(The problem) Search the material and gather each line with "hist" in it.

(Extracted data)
* * * * *
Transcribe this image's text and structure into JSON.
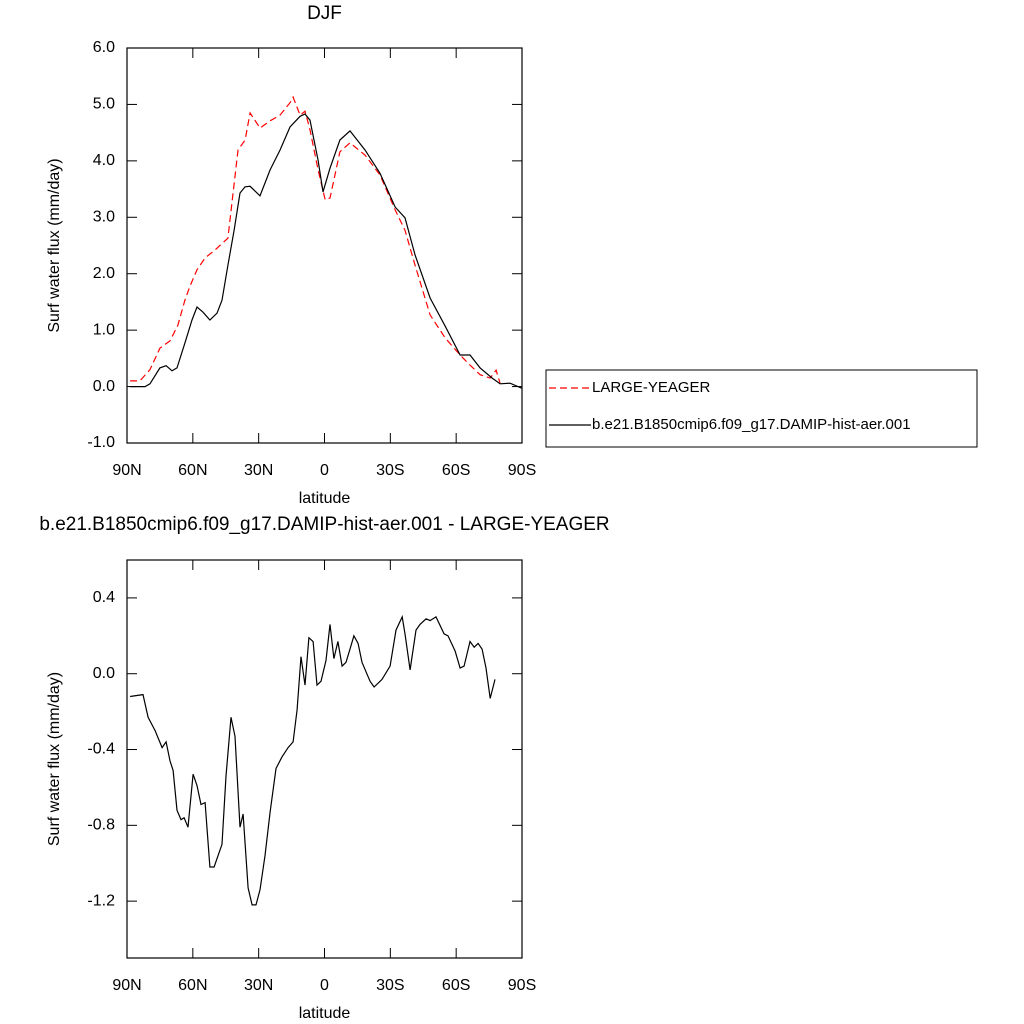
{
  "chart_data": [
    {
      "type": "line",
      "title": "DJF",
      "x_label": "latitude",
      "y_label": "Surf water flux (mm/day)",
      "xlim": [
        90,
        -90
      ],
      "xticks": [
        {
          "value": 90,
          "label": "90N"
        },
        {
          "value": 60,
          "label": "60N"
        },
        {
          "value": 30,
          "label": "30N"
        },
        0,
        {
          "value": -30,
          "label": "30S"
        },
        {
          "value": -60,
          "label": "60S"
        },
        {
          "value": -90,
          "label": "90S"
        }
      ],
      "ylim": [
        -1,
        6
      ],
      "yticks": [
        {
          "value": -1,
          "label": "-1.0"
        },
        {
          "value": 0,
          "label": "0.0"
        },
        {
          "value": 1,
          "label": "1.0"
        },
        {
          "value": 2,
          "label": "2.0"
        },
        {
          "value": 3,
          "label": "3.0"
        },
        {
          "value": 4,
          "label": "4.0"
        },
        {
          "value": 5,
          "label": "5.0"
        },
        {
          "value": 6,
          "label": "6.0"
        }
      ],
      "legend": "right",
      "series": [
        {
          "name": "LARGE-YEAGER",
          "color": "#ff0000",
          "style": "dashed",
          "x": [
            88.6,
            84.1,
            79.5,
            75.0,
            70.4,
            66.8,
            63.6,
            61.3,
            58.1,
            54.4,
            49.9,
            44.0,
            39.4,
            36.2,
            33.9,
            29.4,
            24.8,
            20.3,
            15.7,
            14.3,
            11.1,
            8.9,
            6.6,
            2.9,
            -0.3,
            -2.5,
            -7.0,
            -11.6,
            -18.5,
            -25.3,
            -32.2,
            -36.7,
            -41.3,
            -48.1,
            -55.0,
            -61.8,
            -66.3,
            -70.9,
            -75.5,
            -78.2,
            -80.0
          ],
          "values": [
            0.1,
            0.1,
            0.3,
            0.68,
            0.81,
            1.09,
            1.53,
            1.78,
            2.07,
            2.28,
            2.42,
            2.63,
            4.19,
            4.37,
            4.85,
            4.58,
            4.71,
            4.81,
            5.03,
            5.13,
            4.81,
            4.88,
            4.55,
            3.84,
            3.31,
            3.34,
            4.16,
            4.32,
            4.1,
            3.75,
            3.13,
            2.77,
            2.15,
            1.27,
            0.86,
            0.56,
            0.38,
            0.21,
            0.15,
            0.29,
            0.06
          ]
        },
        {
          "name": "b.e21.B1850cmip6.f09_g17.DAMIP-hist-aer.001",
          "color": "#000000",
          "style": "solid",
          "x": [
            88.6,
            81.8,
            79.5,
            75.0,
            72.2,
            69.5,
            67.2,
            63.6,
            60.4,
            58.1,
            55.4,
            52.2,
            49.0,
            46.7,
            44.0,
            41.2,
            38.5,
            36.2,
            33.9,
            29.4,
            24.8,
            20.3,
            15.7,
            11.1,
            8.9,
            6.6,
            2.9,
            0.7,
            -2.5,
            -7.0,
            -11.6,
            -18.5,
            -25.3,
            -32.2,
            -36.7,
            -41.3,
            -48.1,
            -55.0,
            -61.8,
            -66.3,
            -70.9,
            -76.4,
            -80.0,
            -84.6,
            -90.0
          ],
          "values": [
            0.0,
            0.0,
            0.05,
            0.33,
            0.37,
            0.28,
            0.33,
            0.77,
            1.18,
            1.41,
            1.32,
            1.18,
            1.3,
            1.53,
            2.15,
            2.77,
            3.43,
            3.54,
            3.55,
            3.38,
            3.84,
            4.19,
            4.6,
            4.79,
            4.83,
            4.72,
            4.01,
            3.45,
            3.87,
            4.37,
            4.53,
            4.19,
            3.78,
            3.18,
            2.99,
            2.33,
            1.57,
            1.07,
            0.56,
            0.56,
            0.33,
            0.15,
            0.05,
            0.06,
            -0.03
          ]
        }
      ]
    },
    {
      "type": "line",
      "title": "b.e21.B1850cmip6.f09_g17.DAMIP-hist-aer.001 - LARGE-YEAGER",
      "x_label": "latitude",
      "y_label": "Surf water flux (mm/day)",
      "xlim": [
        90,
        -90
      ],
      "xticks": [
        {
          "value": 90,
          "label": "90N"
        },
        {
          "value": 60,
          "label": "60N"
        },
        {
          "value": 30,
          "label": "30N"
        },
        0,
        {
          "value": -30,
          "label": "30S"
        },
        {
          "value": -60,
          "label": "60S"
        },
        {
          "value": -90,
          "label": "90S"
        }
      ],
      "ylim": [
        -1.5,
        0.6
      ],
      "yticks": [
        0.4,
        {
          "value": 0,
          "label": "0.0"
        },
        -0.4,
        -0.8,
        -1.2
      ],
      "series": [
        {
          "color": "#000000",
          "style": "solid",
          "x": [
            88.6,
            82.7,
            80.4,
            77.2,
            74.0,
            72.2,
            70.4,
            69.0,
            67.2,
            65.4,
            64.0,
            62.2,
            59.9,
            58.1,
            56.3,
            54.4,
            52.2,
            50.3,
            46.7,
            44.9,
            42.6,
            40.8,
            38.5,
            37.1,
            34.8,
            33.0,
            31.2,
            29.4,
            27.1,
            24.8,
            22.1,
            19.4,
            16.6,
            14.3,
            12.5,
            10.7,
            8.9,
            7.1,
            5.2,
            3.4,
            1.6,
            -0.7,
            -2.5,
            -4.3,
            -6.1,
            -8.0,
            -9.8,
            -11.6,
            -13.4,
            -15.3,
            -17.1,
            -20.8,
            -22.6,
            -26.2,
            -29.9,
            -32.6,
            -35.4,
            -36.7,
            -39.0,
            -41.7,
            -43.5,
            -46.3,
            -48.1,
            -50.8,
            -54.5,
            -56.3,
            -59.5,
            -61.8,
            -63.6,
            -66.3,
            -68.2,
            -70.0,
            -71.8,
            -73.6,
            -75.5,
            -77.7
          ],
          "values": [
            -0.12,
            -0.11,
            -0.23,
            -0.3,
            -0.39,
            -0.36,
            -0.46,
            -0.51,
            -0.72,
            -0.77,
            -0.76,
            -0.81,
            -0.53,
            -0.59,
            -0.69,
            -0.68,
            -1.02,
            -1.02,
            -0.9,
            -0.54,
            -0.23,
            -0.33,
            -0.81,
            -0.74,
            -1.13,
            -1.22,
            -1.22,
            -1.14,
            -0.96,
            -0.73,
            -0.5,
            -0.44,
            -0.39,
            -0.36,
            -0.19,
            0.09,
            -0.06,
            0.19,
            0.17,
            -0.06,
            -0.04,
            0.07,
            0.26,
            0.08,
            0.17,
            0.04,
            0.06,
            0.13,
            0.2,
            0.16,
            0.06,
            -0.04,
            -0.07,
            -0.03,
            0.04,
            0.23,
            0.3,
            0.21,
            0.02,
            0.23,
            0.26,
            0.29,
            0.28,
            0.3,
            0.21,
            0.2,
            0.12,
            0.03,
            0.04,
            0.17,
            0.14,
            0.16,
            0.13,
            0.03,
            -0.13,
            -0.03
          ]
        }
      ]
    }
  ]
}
* * * * *
(The solution)
          "name": "b.e21.B1850cmip6.f09_g17.DAMIP-hist-aer.001",
      "title": "b.e21.B1850cmip6.f09_g17.DAMIP-hist-aer.001 - LARGE-YEAGER",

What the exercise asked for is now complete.